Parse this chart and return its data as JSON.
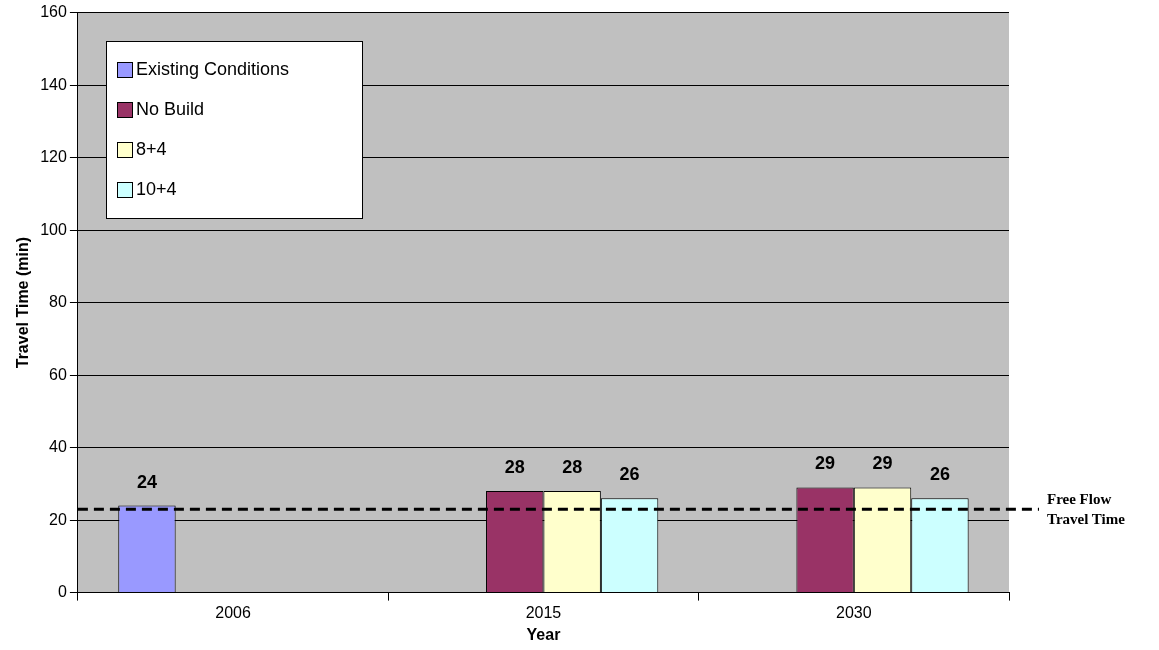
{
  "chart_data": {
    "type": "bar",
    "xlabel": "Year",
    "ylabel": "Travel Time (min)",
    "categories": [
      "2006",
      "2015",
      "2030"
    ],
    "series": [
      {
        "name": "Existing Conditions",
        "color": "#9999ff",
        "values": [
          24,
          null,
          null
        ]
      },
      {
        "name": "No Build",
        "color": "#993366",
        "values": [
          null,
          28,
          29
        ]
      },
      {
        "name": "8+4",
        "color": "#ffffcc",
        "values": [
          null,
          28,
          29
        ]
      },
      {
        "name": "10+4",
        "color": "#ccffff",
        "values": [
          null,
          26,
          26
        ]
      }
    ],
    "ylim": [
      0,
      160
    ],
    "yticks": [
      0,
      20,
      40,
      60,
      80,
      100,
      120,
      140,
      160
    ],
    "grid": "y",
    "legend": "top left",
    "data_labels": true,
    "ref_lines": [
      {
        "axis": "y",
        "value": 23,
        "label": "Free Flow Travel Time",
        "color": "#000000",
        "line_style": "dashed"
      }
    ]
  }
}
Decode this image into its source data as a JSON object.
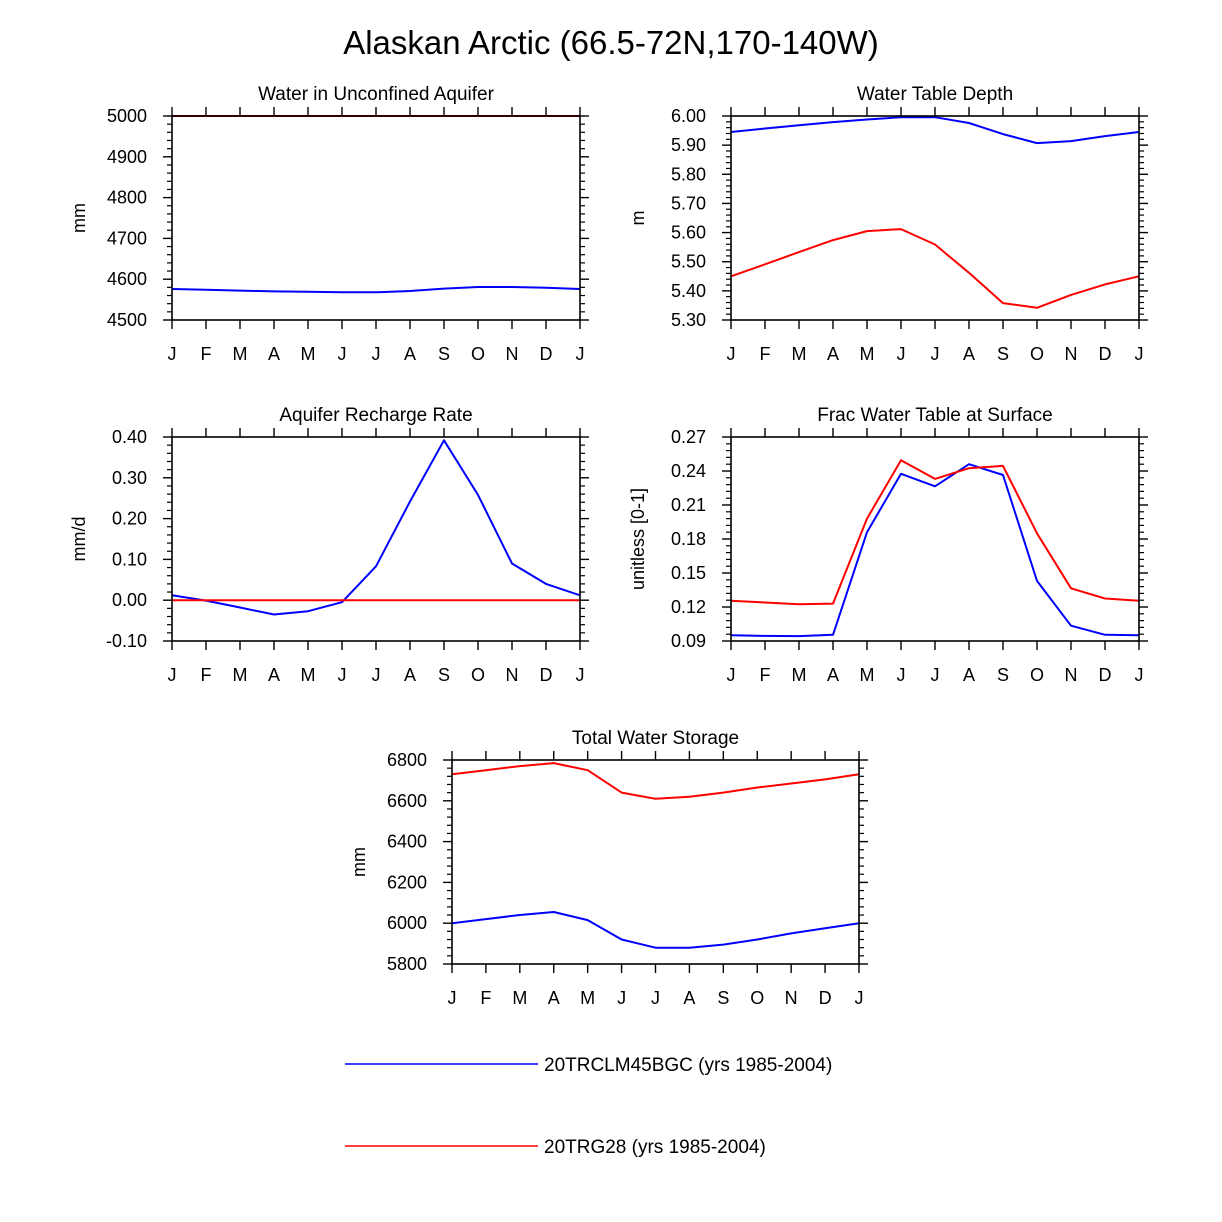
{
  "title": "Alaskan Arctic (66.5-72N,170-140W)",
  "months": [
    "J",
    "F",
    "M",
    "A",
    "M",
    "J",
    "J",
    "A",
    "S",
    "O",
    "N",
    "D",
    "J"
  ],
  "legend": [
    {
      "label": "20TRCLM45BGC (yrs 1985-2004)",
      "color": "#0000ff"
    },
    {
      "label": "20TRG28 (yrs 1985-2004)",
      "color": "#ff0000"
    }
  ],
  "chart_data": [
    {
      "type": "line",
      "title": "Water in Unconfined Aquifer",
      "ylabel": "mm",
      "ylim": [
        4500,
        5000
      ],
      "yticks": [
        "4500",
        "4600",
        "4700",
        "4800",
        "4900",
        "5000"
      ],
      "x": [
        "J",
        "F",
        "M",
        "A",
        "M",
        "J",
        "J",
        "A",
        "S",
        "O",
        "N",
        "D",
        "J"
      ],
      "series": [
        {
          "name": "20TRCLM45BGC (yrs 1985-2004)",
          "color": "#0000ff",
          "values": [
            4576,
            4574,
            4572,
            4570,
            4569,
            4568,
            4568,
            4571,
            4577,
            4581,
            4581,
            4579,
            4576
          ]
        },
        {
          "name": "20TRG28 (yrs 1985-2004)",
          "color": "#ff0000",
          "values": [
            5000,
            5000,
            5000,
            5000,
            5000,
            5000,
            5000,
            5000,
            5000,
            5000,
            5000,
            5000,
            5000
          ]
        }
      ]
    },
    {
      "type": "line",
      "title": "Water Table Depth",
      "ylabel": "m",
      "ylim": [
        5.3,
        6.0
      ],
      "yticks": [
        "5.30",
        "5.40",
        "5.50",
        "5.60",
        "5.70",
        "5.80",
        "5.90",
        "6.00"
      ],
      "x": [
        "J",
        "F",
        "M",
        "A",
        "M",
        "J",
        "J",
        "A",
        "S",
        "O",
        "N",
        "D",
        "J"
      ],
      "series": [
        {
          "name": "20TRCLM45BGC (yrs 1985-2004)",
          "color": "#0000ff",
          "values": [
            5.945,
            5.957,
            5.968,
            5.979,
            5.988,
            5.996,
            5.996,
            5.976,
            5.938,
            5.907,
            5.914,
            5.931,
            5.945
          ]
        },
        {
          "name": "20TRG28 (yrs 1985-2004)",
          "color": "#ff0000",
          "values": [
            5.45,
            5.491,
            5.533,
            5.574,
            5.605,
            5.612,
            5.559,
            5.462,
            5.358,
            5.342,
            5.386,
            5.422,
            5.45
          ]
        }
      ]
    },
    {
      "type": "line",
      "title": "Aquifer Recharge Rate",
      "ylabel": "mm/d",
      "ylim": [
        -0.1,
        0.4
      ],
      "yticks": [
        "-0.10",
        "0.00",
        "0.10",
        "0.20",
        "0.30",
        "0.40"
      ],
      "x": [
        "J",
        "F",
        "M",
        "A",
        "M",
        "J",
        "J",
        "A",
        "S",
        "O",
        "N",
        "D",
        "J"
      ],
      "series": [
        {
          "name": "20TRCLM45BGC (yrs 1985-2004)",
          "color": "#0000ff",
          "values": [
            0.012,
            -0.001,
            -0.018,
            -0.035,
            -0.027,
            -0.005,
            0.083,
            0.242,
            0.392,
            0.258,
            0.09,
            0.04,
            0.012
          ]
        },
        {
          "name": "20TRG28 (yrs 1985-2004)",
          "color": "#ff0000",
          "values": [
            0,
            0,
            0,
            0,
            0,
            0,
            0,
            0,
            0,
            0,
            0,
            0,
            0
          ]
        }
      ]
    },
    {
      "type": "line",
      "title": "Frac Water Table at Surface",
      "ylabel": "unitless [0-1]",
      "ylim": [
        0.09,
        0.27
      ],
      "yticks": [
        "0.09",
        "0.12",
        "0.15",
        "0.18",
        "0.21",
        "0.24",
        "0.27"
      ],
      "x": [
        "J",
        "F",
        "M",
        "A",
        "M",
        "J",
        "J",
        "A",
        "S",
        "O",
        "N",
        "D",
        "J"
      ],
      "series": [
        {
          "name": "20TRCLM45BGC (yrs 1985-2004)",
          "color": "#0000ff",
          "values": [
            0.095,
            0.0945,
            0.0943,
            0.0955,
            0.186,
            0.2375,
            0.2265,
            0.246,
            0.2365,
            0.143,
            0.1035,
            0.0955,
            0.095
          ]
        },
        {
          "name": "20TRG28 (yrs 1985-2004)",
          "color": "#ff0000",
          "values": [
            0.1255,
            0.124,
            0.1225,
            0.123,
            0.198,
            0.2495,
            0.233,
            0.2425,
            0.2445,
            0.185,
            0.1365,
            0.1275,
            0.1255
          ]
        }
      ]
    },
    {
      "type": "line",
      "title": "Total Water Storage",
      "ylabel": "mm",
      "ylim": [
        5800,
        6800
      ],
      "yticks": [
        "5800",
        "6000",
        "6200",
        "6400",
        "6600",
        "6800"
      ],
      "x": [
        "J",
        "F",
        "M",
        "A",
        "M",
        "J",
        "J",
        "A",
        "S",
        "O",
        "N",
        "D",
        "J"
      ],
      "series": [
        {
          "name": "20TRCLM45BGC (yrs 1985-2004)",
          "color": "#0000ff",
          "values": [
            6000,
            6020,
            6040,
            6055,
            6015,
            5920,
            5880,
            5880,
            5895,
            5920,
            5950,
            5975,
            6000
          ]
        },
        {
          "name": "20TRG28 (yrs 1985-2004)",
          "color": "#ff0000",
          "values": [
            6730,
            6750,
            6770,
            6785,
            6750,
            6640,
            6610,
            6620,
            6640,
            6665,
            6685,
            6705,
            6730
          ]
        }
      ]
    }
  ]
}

=== Goal ===
Show the lines that mention the word "Travel".

=== Solution to this exercise ===
    "ylabel": "Travel Time (min)",
        "label": "Free Flow Travel Time",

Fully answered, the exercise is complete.